What you are asked to do
Pull out all lines from the listing below in which the word "формам" appears.
--- Entries supplied ---
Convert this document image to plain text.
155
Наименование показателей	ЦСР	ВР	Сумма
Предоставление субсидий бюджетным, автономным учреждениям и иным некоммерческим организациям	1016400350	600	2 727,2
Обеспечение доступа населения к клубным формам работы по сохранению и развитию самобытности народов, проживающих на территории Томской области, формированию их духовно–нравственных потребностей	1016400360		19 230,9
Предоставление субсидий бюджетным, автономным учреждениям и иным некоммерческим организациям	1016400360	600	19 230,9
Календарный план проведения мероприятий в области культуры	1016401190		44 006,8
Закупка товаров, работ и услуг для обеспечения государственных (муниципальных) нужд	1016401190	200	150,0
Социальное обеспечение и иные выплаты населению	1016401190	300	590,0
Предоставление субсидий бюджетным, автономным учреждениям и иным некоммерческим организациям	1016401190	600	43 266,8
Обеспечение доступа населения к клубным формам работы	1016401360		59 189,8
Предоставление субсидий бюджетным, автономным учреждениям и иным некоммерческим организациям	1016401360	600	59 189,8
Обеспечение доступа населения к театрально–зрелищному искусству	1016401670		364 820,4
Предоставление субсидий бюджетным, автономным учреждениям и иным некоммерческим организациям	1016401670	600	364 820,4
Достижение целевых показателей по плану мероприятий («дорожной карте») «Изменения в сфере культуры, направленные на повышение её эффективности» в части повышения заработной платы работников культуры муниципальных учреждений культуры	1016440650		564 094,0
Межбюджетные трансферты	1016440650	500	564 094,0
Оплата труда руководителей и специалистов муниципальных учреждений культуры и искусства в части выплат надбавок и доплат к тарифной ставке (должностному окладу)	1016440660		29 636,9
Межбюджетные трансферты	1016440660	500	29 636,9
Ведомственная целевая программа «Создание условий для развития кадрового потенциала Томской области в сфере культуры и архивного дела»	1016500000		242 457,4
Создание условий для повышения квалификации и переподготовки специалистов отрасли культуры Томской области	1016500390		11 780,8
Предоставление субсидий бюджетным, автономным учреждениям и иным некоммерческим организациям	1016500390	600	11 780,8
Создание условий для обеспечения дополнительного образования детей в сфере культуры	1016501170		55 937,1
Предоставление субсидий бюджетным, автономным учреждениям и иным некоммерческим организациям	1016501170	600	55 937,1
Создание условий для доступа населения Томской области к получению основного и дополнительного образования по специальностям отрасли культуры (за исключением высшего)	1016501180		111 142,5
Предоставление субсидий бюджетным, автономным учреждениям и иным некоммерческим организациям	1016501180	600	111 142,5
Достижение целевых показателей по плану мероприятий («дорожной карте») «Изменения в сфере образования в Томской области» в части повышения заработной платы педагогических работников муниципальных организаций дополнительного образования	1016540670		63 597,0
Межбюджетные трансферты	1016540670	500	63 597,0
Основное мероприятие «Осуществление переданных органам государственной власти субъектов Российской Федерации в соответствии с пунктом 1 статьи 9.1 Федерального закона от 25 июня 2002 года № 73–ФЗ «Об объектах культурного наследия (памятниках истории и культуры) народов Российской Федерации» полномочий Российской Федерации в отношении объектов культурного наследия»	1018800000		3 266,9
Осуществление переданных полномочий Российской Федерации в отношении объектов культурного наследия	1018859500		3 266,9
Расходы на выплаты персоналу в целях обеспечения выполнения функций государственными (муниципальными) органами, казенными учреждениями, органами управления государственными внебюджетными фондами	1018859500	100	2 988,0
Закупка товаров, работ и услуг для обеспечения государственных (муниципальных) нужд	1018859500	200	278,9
---
The response
Обеспечение доступа населения к клубным формам работы по сохранению и развитию самобытности народов, проживающих на территории Томской области, формированию их духовно–нравственных потребностей	1016400360		19 230,9
Обеспечение доступа населения к клубным формам работы	1016401360		59 189,8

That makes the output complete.